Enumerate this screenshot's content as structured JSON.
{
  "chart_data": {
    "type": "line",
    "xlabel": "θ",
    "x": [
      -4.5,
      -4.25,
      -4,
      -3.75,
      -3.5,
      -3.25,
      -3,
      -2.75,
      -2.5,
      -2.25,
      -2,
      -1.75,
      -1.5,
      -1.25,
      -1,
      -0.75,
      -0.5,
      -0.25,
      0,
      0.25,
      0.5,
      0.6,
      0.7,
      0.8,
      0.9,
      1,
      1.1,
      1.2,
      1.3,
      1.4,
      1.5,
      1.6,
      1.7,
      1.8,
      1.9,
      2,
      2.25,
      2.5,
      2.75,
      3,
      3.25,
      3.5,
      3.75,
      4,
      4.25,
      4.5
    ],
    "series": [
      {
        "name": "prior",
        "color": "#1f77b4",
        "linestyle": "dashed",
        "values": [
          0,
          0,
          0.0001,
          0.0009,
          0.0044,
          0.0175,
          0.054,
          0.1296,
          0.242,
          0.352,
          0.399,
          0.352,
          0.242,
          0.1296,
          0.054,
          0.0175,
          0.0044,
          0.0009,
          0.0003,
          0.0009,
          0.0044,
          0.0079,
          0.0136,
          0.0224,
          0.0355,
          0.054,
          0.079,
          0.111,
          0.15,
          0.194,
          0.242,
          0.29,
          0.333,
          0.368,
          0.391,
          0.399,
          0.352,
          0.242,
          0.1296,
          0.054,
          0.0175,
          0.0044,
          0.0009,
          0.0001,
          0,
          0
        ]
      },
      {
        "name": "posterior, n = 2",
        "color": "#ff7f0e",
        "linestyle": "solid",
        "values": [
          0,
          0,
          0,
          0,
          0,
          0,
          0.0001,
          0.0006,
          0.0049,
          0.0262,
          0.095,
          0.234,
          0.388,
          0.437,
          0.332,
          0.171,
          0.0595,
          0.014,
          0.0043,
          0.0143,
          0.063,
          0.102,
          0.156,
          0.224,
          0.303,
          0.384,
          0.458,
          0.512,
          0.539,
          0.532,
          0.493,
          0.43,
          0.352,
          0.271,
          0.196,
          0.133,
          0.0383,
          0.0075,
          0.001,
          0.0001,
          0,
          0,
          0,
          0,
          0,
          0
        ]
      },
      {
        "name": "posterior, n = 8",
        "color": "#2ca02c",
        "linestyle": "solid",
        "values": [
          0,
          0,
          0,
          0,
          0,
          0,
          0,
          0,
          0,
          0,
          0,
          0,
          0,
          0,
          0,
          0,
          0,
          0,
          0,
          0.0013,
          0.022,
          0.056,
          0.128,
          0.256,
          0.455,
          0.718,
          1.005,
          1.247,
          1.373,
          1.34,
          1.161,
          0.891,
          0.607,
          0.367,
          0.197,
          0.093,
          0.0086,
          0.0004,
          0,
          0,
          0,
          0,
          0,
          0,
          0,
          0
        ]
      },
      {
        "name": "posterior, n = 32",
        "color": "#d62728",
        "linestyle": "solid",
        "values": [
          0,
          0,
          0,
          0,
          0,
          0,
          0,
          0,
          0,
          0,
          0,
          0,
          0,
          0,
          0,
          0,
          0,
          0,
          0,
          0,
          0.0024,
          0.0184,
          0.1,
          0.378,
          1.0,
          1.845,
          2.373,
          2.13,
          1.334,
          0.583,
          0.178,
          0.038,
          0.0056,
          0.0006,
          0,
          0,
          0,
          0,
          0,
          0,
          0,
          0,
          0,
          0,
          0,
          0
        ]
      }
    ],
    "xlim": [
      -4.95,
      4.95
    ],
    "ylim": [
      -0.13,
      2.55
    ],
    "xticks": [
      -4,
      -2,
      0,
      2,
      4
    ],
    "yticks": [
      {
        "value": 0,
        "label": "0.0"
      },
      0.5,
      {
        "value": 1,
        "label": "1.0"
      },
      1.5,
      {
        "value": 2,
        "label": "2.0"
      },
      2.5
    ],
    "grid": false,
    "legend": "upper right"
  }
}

==========

§ Task goal
Count how many lines in the data above hold the string "name", and give the number with no other words.

§ Worked solution
4